Required task A | Please retype the passage on XML Schema primitive types, starting with "It seemed simpler, less" and going on through "to each other.".
Required task B | Pick up the passage on XML Schema primitive types after its final sentence and keep writing it.

Page |
— start —

It seemed simpler, less error-prone, and more honest just to define float and double as primitives.
The various date and time types, on the other hand (about which John did not complain, although plenty of others have), are primitives only because the W3C Internationalization Working Group objected strongly to their being derived from a single primitive. (Don’t ask me what this has to do with internationalization.) Eventually the discussion became surreal enough that it seemed best to capitulate on this particular point, so we went from one primitive type with a set of fairly well-defined and clean facets to develop the other types, to eight primitives formally unrelated to each other.
Why are URIs primitive (because they represent web resources?) while language tags are not (they represent language varieties, after all)?
Whether anyURI should be derived from string or not engendered a good deal of often heated discussion in the XML Schema Working Group and elsewhere. Some argued for what I can only describe as a kind of metaphysical difference: URIs, in their view, are not essentially strings. (I do not believe any of them would accept this paraphrase of their argument, but I can’t do better because I never really understood more of it than that.) Others pointed out that the URI spec (or: one of the ever-growing number of specs casually referred to by outsiders as “the URI spec”) actually defines URIs as sequences of characters, i.e. as strings, but this argument made no headway. As far as I could understand, the answer to this observation was, essentially, that “the URI-nature which can be reduced to mere string-nature is not the True URI-nature”. If you want to discuss this further, I suggest you take it up with the TAG.

— end —

Region and label listings |
— start —

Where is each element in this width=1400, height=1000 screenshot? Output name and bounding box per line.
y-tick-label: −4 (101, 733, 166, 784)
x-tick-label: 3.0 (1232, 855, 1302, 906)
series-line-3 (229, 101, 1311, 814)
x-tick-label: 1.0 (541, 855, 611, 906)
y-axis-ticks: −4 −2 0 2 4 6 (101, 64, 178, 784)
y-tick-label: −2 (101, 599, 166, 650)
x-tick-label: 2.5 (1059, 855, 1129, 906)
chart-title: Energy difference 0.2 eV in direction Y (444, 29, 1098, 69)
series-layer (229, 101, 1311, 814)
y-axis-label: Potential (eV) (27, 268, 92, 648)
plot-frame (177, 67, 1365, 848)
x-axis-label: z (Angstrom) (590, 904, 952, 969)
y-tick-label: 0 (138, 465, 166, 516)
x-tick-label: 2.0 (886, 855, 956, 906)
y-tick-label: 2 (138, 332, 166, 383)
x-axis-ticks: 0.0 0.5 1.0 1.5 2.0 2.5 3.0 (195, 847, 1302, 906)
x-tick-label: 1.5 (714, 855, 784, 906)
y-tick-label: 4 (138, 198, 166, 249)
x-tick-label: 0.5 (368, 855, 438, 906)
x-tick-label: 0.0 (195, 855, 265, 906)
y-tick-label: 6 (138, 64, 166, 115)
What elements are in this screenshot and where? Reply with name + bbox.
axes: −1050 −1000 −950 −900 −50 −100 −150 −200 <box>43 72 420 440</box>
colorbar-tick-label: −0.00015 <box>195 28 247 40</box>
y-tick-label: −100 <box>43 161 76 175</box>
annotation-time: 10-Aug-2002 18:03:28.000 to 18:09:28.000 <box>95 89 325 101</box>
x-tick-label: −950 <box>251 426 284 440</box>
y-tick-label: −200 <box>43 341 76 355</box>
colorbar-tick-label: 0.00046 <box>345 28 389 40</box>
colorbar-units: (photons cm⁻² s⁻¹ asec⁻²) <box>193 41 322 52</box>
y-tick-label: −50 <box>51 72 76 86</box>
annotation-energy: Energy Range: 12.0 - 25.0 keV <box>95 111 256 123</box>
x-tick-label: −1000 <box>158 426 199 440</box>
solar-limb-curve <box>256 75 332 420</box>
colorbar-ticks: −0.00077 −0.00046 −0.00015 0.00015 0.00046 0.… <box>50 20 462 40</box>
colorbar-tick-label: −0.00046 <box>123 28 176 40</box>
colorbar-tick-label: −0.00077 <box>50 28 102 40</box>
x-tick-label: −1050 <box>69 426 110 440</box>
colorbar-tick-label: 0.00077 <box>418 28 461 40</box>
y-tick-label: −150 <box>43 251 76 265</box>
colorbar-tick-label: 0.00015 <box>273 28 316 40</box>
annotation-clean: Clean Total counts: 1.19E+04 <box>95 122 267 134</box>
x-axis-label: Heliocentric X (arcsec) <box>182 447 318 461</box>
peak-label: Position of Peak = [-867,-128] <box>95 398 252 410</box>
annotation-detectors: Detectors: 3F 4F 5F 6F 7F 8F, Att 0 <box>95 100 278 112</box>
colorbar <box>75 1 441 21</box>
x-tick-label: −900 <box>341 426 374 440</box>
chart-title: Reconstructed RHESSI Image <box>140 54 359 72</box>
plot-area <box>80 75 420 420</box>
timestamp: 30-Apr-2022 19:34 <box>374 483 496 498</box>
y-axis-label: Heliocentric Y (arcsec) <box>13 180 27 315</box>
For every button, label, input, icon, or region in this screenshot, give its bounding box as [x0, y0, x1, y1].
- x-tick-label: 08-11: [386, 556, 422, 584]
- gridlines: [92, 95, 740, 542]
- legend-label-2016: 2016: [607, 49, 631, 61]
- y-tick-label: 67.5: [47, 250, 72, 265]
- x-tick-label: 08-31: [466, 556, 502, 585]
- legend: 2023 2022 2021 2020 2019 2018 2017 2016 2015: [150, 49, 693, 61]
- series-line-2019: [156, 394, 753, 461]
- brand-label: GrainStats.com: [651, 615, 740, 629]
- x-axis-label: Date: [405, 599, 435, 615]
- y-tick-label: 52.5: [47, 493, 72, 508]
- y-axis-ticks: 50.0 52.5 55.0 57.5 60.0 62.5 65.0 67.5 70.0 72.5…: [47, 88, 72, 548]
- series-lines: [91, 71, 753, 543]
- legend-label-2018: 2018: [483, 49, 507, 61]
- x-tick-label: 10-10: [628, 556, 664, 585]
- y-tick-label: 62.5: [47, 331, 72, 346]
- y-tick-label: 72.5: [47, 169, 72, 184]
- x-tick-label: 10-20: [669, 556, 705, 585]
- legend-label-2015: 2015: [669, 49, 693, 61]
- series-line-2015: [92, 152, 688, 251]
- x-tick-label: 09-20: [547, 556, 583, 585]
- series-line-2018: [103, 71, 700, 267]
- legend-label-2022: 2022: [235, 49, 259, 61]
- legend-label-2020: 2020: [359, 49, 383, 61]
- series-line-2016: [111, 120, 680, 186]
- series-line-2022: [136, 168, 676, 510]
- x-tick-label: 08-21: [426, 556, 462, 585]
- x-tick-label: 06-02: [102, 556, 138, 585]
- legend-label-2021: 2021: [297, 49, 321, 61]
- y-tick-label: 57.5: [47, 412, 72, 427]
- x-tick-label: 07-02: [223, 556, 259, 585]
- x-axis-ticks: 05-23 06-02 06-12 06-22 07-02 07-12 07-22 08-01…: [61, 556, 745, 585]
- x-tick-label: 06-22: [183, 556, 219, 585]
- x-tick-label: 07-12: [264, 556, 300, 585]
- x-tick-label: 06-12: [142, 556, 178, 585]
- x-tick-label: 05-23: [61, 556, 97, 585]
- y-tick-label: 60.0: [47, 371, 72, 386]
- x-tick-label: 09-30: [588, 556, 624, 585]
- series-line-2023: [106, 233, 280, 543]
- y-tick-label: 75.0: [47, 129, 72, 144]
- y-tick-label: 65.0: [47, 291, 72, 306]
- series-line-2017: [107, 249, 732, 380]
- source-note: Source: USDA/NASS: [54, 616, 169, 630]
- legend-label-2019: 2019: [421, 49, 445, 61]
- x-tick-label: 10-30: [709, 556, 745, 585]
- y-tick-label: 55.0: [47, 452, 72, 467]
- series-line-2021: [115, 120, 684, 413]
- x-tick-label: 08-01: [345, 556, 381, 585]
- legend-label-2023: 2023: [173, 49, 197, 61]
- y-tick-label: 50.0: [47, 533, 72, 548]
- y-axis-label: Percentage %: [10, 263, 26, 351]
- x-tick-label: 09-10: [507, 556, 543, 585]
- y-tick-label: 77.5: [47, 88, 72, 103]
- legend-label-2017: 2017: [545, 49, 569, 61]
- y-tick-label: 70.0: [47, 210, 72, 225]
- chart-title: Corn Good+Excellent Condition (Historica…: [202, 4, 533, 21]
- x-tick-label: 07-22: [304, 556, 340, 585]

— end —

Written response A |
It seemed simpler, less error-prone, and more honest just to define float and double as primitives.
The various date and time types, on the other hand (about which John did not complain, although plenty of others have), are primitives only because the W3C Internationalization Working Group objected strongly to their being derived from a single primitive. (Don’t ask me what this has to do with internationalization.) Eventually the discussion became surreal enough that it seemed best to capitulate on this particular point, so we went from one primitive type with a set of fairly well-defined and clean facets to develop the other types, to eight primitives formally unrelated to each other.

Written response B |
A rather different argument eventually persuaded me that it would be just as well to make
xs:anyURI primitive. It seemed like a good idea to define the value space as the set of strings which (after XLink-style escaping) belong to the language defined by the grammar in the URI spec (there’s that phrase again). That wouldn’t capture any scheme-specific rules (like those governing the internal structure of HTTP URIs), but the only feasible alternative seemed to be to say, in effect, that any string is legal as an anyURI value.
I spent some time thinking that the grammar of the RFC was so loose that we might as well have said that any string was legal; one can hear normally well-informed people say that the only constraint enforced by the scheme-independent grammar of RFC 2396 (or nowadays by RFC 3987) is that you can’t have two hash marks. (Others equally well-informed deny that it enforces any such constraint. Me, I have given up trying to understand what the RFCs do and don’t say: they don’t seem to be interested in providing a crisp answer to the question, for some arbitrary string, “is this a legal URI or not?”.) But it turns out I was wrong: I once spent an instructive hour generating 10,000 or so random ASCII strings and parsing them against the grammar of RFC 2396, and the large majority were not legal, if only because they used illegal characters. So I now believe it is useful to enforce that grammar, even if one doesn’t enforce all the relevant scheme-specific rules. (XSDL can’t require that, because we don’t want to get in the way of new schemes.)
So: we want to specify that anyURI values must at least be in the language defined by the generic URI grammar in the relevant RFC.
But that language can be defined for a derived type only if it’s regular. Is that language regular? I haven’t looked at it for a while, so I’m not really sure. At the very least, it’s not obvious that it’s regular. And it is obvious that reducing the ABNF of the RFC into a regular expression would be error prone and unlikely to produce a perspicuous result.
The set of legal language tags, by contrast, is obviously a regular language and can be described conveniently by a regular expression.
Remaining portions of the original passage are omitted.